**Data records**:

——————

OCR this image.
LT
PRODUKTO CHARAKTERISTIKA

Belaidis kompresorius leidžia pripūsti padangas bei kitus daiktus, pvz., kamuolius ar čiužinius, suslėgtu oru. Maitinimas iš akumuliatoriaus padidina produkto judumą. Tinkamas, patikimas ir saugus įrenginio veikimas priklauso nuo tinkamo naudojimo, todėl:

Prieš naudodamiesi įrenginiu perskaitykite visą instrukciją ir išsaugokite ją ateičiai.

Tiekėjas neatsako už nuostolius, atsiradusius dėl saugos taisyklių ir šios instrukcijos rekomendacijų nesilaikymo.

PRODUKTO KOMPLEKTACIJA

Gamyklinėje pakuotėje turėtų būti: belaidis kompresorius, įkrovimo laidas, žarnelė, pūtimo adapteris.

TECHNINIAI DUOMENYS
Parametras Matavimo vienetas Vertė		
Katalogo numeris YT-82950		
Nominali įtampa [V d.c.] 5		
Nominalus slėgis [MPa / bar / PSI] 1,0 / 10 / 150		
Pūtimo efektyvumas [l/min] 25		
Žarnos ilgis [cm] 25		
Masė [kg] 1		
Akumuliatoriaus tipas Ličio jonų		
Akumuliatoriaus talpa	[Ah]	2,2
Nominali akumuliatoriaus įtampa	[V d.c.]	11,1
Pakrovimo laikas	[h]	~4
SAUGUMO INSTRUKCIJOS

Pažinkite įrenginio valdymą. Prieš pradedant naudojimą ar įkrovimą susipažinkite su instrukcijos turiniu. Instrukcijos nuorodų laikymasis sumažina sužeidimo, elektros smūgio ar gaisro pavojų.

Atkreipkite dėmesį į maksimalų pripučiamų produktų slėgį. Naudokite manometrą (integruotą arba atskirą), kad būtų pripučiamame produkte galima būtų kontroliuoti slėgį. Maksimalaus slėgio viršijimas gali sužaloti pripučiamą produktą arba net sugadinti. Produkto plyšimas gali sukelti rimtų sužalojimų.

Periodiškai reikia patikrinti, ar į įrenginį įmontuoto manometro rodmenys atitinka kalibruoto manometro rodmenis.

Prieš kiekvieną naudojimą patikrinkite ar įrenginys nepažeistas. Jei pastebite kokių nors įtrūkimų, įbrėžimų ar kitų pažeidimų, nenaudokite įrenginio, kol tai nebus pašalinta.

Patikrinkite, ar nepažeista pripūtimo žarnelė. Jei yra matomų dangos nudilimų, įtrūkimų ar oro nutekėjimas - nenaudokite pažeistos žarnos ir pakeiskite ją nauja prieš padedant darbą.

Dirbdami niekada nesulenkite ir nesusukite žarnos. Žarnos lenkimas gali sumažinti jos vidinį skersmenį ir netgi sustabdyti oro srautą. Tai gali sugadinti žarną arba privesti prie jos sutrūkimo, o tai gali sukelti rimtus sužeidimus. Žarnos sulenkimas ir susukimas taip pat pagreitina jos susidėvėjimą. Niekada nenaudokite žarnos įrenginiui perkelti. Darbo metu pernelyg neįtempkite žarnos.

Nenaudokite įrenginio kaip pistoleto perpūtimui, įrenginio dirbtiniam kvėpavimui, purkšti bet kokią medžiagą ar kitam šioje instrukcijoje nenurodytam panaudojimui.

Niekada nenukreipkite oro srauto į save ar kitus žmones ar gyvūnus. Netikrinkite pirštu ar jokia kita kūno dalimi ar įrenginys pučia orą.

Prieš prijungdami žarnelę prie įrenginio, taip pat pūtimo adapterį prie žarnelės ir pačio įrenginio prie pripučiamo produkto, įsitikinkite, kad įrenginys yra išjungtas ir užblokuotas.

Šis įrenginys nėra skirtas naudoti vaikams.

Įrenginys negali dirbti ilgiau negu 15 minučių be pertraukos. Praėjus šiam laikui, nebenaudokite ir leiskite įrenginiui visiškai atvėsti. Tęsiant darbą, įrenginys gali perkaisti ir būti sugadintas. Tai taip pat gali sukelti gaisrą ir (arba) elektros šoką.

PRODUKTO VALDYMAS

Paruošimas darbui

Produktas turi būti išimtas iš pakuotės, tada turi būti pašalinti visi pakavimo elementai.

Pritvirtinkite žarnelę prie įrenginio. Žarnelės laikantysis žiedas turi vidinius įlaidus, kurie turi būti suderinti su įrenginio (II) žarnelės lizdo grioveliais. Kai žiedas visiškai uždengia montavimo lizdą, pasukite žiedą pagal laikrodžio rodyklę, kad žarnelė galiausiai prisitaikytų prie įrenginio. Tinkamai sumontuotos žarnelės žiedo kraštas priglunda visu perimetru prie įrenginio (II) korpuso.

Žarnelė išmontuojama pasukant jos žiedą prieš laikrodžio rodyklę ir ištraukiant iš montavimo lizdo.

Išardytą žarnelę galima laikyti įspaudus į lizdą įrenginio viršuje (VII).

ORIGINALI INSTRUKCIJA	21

——————

**Description of the task**: The entries above must be returned in full, exactly as shown.

**Answer for the task**:
OCR this image.
LT
PRODUKTO CHARAKTERISTIKA

Belaidis kompresorius leidžia pripūsti padangas bei kitus daiktus, pvz., kamuolius ar čiužinius, suslėgtu oru. Maitinimas iš akumuliatoriaus padidina produkto judumą. Tinkamas, patikimas ir saugus įrenginio veikimas priklauso nuo tinkamo naudojimo, todėl:

Prieš naudodamiesi įrenginiu perskaitykite visą instrukciją ir išsaugokite ją ateičiai.

Tiekėjas neatsako už nuostolius, atsiradusius dėl saugos taisyklių ir šios instrukcijos rekomendacijų nesilaikymo.

PRODUKTO KOMPLEKTACIJA

Gamyklinėje pakuotėje turėtų būti: belaidis kompresorius, įkrovimo laidas, žarnelė, pūtimo adapteris.

TECHNINIAI DUOMENYS
Parametras Matavimo vienetas Vertė		
Katalogo numeris YT-82950		
Nominali įtampa [V d.c.] 5		
Nominalus slėgis [MPa / bar / PSI] 1,0 / 10 / 150		
Pūtimo efektyvumas [l/min] 25		
Žarnos ilgis [cm] 25		
Masė [kg] 1		
Akumuliatoriaus tipas Ličio jonų		
Akumuliatoriaus talpa	[Ah]	2,2
Nominali akumuliatoriaus įtampa	[V d.c.]	11,1
Pakrovimo laikas	[h]	~4
SAUGUMO INSTRUKCIJOS

Pažinkite įrenginio valdymą. Prieš pradedant naudojimą ar įkrovimą susipažinkite su instrukcijos turiniu. Instrukcijos nuorodų laikymasis sumažina sužeidimo, elektros smūgio ar gaisro pavojų.

Atkreipkite dėmesį į maksimalų pripučiamų produktų slėgį. Naudokite manometrą (integruotą arba atskirą), kad būtų pripučiamame produkte galima būtų kontroliuoti slėgį. Maksimalaus slėgio viršijimas gali sužaloti pripučiamą produktą arba net sugadinti. Produkto plyšimas gali sukelti rimtų sužalojimų.

Periodiškai reikia patikrinti, ar į įrenginį įmontuoto manometro rodmenys atitinka kalibruoto manometro rodmenis.

Prieš kiekvieną naudojimą patikrinkite ar įrenginys nepažeistas. Jei pastebite kokių nors įtrūkimų, įbrėžimų ar kitų pažeidimų, nenaudokite įrenginio, kol tai nebus pašalinta.

Patikrinkite, ar nepažeista pripūtimo žarnelė. Jei yra matomų dangos nudilimų, įtrūkimų ar oro nutekėjimas - nenaudokite pažeistos žarnos ir pakeiskite ją nauja prieš padedant darbą.

Dirbdami niekada nesulenkite ir nesusukite žarnos. Žarnos lenkimas gali sumažinti jos vidinį skersmenį ir netgi sustabdyti oro srautą. Tai gali sugadinti žarną arba privesti prie jos sutrūkimo, o tai gali sukelti rimtus sužeidimus. Žarnos sulenkimas ir susukimas taip pat pagreitina jos susidėvėjimą. Niekada nenaudokite žarnos įrenginiui perkelti. Darbo metu pernelyg neįtempkite žarnos.

Nenaudokite įrenginio kaip pistoleto perpūtimui, įrenginio dirbtiniam kvėpavimui, purkšti bet kokią medžiagą ar kitam šioje instrukcijoje nenurodytam panaudojimui.

Niekada nenukreipkite oro srauto į save ar kitus žmones ar gyvūnus. Netikrinkite pirštu ar jokia kita kūno dalimi ar įrenginys pučia orą.

Prieš prijungdami žarnelę prie įrenginio, taip pat pūtimo adapterį prie žarnelės ir pačio įrenginio prie pripučiamo produkto, įsitikinkite, kad įrenginys yra išjungtas ir užblokuotas.

Šis įrenginys nėra skirtas naudoti vaikams.

Įrenginys negali dirbti ilgiau negu 15 minučių be pertraukos. Praėjus šiam laikui, nebenaudokite ir leiskite įrenginiui visiškai atvėsti. Tęsiant darbą, įrenginys gali perkaisti ir būti sugadintas. Tai taip pat gali sukelti gaisrą ir (arba) elektros šoką.

PRODUKTO VALDYMAS

Paruošimas darbui

Produktas turi būti išimtas iš pakuotės, tada turi būti pašalinti visi pakavimo elementai.

Pritvirtinkite žarnelę prie įrenginio. Žarnelės laikantysis žiedas turi vidinius įlaidus, kurie turi būti suderinti su įrenginio (II) žarnelės lizdo grioveliais. Kai žiedas visiškai uždengia montavimo lizdą, pasukite žiedą pagal laikrodžio rodyklę, kad žarnelė galiausiai prisitaikytų prie įrenginio. Tinkamai sumontuotos žarnelės žiedo kraštas priglunda visu perimetru prie įrenginio (II) korpuso.

Žarnelė išmontuojama pasukant jos žiedą prieš laikrodžio rodyklę ir ištraukiant iš montavimo lizdo.

Išardytą žarnelę galima laikyti įspaudus į lizdą įrenginio viršuje (VII).

ORIGINALI INSTRUKCIJA	21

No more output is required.